__Material__.
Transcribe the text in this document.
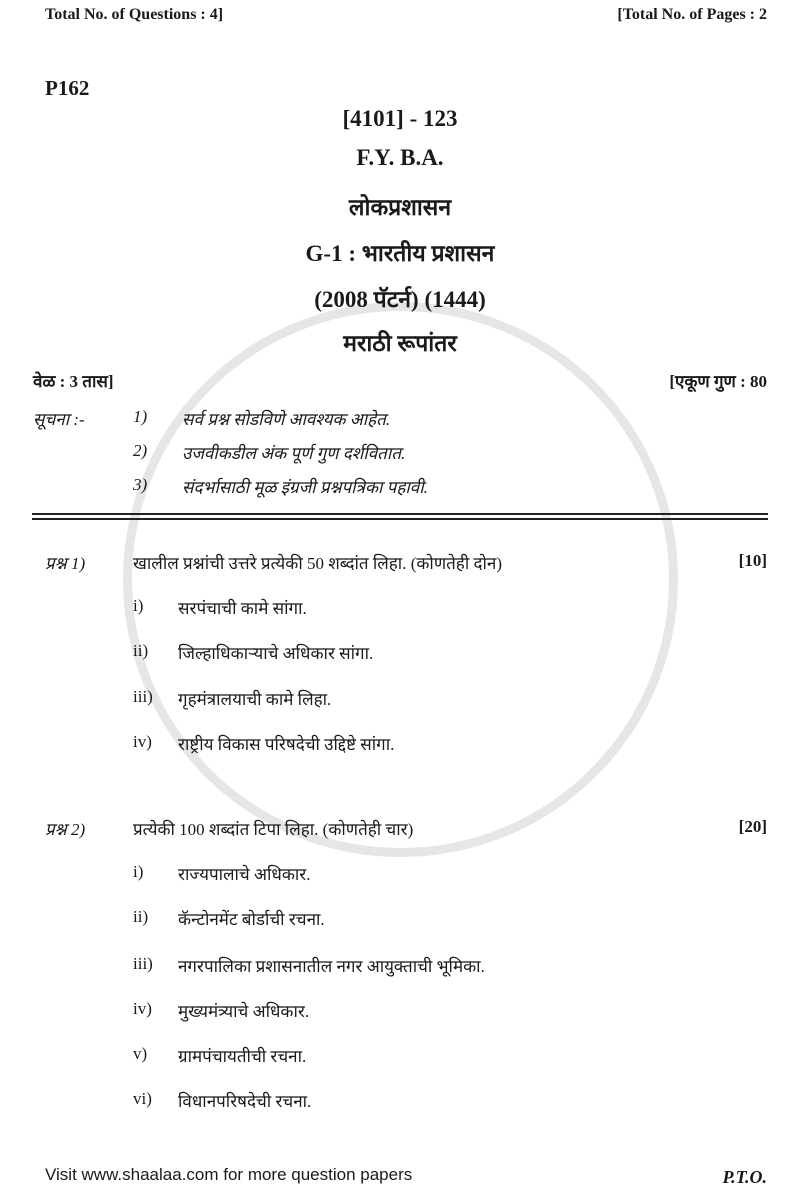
Total No. of Questions : 4]	[Total No. of Pages : 2
P162
[4101] - 123
F.Y. B.A.
लोकप्रशासन
G-1 : भारतीय प्रशासन
(2008 पॅटर्न) (1444)
मराठी रूपांतर
वेळ : 3 तास]	[एकूण गुण : 80
सूचना :-	1) सर्व प्रश्न सोडविणे आवश्यक आहेत.
2) उजवीकडील अंक पूर्ण गुण दर्शवितात.
3) संदर्भासाठी मूळ इंग्रजी प्रश्नपत्रिका पहावी.
प्रश्न 1)	खालील प्रश्नांची उत्तरे प्रत्येकी 50 शब्दांत लिहा. (कोणतेही दोन)	[10]
i) सरपंचाची कामे सांगा.
ii) जिल्हाधिकाऱ्याचे अधिकार सांगा.
iii) गृहमंत्रालयाची कामे लिहा.
iv) राष्ट्रीय विकास परिषदेची उद्दिष्टे सांगा.
प्रश्न 2)	प्रत्येकी 100 शब्दांत टिपा लिहा. (कोणतेही चार)	[20]
i) राज्यपालाचे अधिकार.
ii) कॅन्टोनमेंट बोर्डाची रचना.
iii) नगरपालिका प्रशासनातील नगर आयुक्ताची भूमिका.
iv) मुख्यमंत्र्याचे अधिकार.
v) ग्रामपंचायतीची रचना.
vi) विधानपरिषदेची रचना.
Visit www.shaalaa.com for more question papers	P.T.O.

__Directions__. Please set down each line of the data above exactly as written, without the pictures.

__Expected output__.
Transcribe the text in this document.
Total No. of Questions : 4]	[Total No. of Pages : 2
P162
[4101] - 123
F.Y. B.A.
लोकप्रशासन
G-1 : भारतीय प्रशासन
(2008 पॅटर्न) (1444)
मराठी रूपांतर
वेळ : 3 तास]	[एकूण गुण : 80
सूचना :-	1) सर्व प्रश्न सोडविणे आवश्यक आहेत.
2) उजवीकडील अंक पूर्ण गुण दर्शवितात.
3) संदर्भासाठी मूळ इंग्रजी प्रश्नपत्रिका पहावी.
प्रश्न 1)	खालील प्रश्नांची उत्तरे प्रत्येकी 50 शब्दांत लिहा. (कोणतेही दोन)	[10]
i) सरपंचाची कामे सांगा.
ii) जिल्हाधिकाऱ्याचे अधिकार सांगा.
iii) गृहमंत्रालयाची कामे लिहा.
iv) राष्ट्रीय विकास परिषदेची उद्दिष्टे सांगा.
प्रश्न 2)	प्रत्येकी 100 शब्दांत टिपा लिहा. (कोणतेही चार)	[20]
i) राज्यपालाचे अधिकार.
ii) कॅन्टोनमेंट बोर्डाची रचना.
iii) नगरपालिका प्रशासनातील नगर आयुक्ताची भूमिका.
iv) मुख्यमंत्र्याचे अधिकार.
v) ग्रामपंचायतीची रचना.
vi) विधानपरिषदेची रचना.
Visit www.shaalaa.com for more question papers	P.T.O.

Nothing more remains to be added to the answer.